[Start]

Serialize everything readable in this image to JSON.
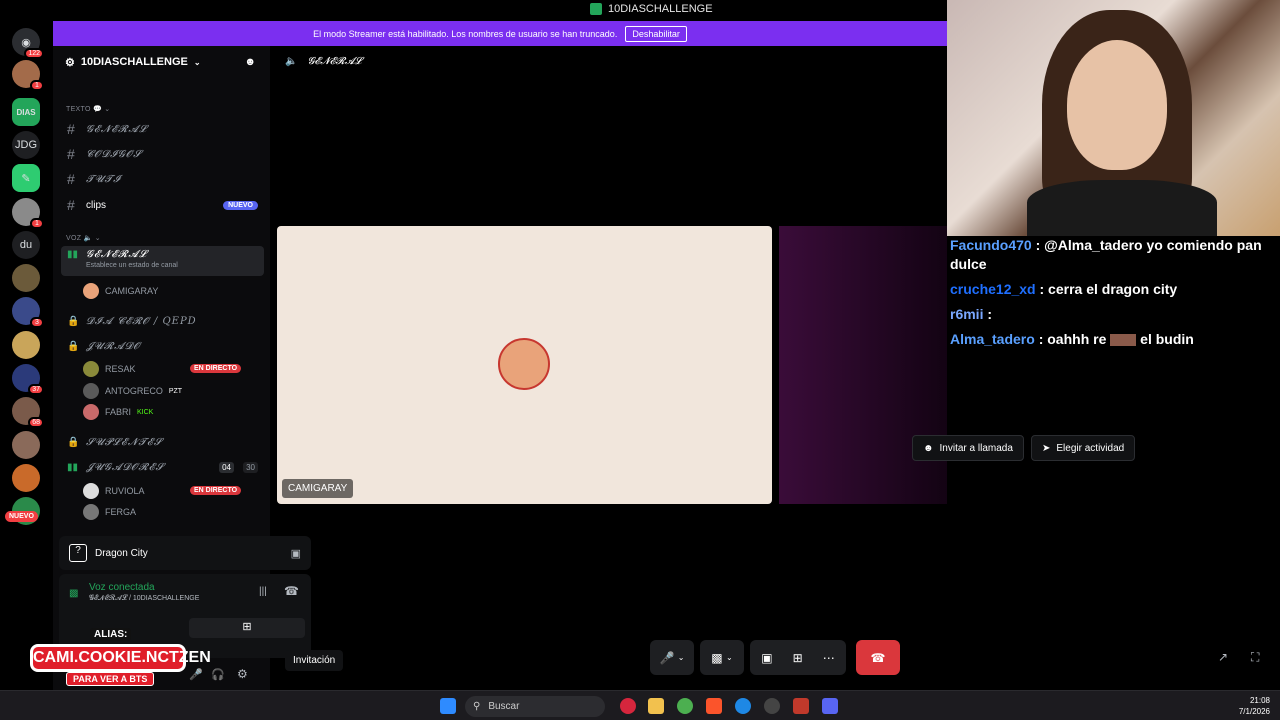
{
  "window": {
    "title": "10DIASCHALLENGE"
  },
  "banner": {
    "text": "El modo Streamer está habilitado. Los nombres de usuario se han truncado.",
    "button": "Deshabilitar"
  },
  "rail": {
    "badges": [
      "122",
      "1",
      "1",
      "3",
      "37",
      "68"
    ],
    "labels": {
      "jdg": "JDG",
      "du": "du",
      "dias": "DIAS"
    },
    "nuevo": "NUEVO"
  },
  "guild": {
    "name": "10DIASCHALLENGE"
  },
  "sidebar": {
    "cat_text": "TEXTO",
    "cat_voice": "VOZ",
    "text_channels": [
      "𝓖𝓔𝓝𝓔𝓡𝓐𝓛",
      "𝓒𝓞𝓓𝓘𝓖𝓞𝓢",
      "𝓣𝓤𝓣𝓘",
      "clips"
    ],
    "clips_pill": "NUEVO",
    "voice_general": "𝓖𝓔𝓝𝓔𝓡𝓐𝓛",
    "voice_general_sub": "Establece un estado de canal",
    "voice_user": "CAMIGARAY",
    "dia_cero": "𝓓𝓘𝓐 𝓒𝓔𝓡𝓞 / QEPD",
    "jurado": "𝓙𝓤𝓡𝓐𝓓𝓞",
    "jurado_users": [
      "RESAK",
      "ANTOGRECO",
      "FABRI"
    ],
    "en_directo": "EN DIRECTO",
    "antogreco_tag": "PZT",
    "fabri_tag": "KICK",
    "suplentes": "𝓢𝓤𝓟𝓛𝓔𝓝𝓣𝓔𝓢",
    "jugadores": "𝓙𝓤𝓖𝓐𝓓𝓞𝓡𝓔𝓢",
    "jugadores_count_a": "04",
    "jugadores_count_b": "30",
    "jugadores_users": [
      "RUVIOLA",
      "FERGA"
    ]
  },
  "activity": {
    "name": "Dragon City"
  },
  "voice": {
    "status": "Voz conectada",
    "channel": "𝓖𝓔𝓝𝓔𝓡𝓐𝓛 / 10DIASCHALLENGE"
  },
  "main": {
    "channel_name": "𝓖𝓔𝓝𝓔𝓡𝓐𝓛",
    "tile_label": "CAMIGARAY",
    "invite_call": "Invitar a llamada",
    "choose_activity": "Elegir actividad",
    "invitation": "Invitación"
  },
  "chat": [
    {
      "name": "Facundo470",
      "text": ": @Alma_tadero yo comiendo pan dulce"
    },
    {
      "name": "cruche12_xd",
      "text": ": cerra el dragon city"
    },
    {
      "name": "r6mii",
      "text": ":"
    },
    {
      "name": "Alma_tadero",
      "text": ": oahhh re",
      "tail": "el budin"
    }
  ],
  "alias": {
    "line1": "ALIAS:",
    "line2": "CAMI.COOKIE.NCTZEN",
    "line3": "PARA VER A BTS"
  },
  "taskbar": {
    "search": "Buscar",
    "time": "21:08",
    "date": "7/1/2026"
  },
  "colors": {
    "accent": "#7b2ff0",
    "live": "#da373c",
    "green": "#23a55a",
    "blurple": "#5865f2"
  }
}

[End]

=== Task requirements ===
Quote in full the listing given above; the images are to be left out.

=== Completed task ===
Serialize everything readable in this image to JSON.
{
  "window": {
    "title": "10DIASCHALLENGE"
  },
  "banner": {
    "text": "El modo Streamer está habilitado. Los nombres de usuario se han truncado.",
    "button": "Deshabilitar"
  },
  "rail": {
    "badges": [
      "122",
      "1",
      "1",
      "3",
      "37",
      "68"
    ],
    "labels": {
      "jdg": "JDG",
      "du": "du",
      "dias": "DIAS"
    },
    "nuevo": "NUEVO"
  },
  "guild": {
    "name": "10DIASCHALLENGE"
  },
  "sidebar": {
    "cat_text": "TEXTO",
    "cat_voice": "VOZ",
    "text_channels": [
      "𝓖𝓔𝓝𝓔𝓡𝓐𝓛",
      "𝓒𝓞𝓓𝓘𝓖𝓞𝓢",
      "𝓣𝓤𝓣𝓘",
      "clips"
    ],
    "clips_pill": "NUEVO",
    "voice_general": "𝓖𝓔𝓝𝓔𝓡𝓐𝓛",
    "voice_general_sub": "Establece un estado de canal",
    "voice_user": "CAMIGARAY",
    "dia_cero": "𝓓𝓘𝓐 𝓒𝓔𝓡𝓞 / QEPD",
    "jurado": "𝓙𝓤𝓡𝓐𝓓𝓞",
    "jurado_users": [
      "RESAK",
      "ANTOGRECO",
      "FABRI"
    ],
    "en_directo": "EN DIRECTO",
    "antogreco_tag": "PZT",
    "fabri_tag": "KICK",
    "suplentes": "𝓢𝓤𝓟𝓛𝓔𝓝𝓣𝓔𝓢",
    "jugadores": "𝓙𝓤𝓖𝓐𝓓𝓞𝓡𝓔𝓢",
    "jugadores_count_a": "04",
    "jugadores_count_b": "30",
    "jugadores_users": [
      "RUVIOLA",
      "FERGA"
    ]
  },
  "activity": {
    "name": "Dragon City"
  },
  "voice": {
    "status": "Voz conectada",
    "channel": "𝓖𝓔𝓝𝓔𝓡𝓐𝓛 / 10DIASCHALLENGE"
  },
  "main": {
    "channel_name": "𝓖𝓔𝓝𝓔𝓡𝓐𝓛",
    "tile_label": "CAMIGARAY",
    "invite_call": "Invitar a llamada",
    "choose_activity": "Elegir actividad",
    "invitation": "Invitación"
  },
  "chat": [
    {
      "name": "Facundo470",
      "text": ": @Alma_tadero yo comiendo pan dulce"
    },
    {
      "name": "cruche12_xd",
      "text": ": cerra el dragon city"
    },
    {
      "name": "r6mii",
      "text": ":"
    },
    {
      "name": "Alma_tadero",
      "text": ": oahhh re",
      "tail": "el budin"
    }
  ],
  "alias": {
    "line1": "ALIAS:",
    "line2": "CAMI.COOKIE.NCTZEN",
    "line3": "PARA VER A BTS"
  },
  "taskbar": {
    "search": "Buscar",
    "time": "21:08",
    "date": "7/1/2026"
  },
  "colors": {
    "accent": "#7b2ff0",
    "live": "#da373c",
    "green": "#23a55a",
    "blurple": "#5865f2"
  }
}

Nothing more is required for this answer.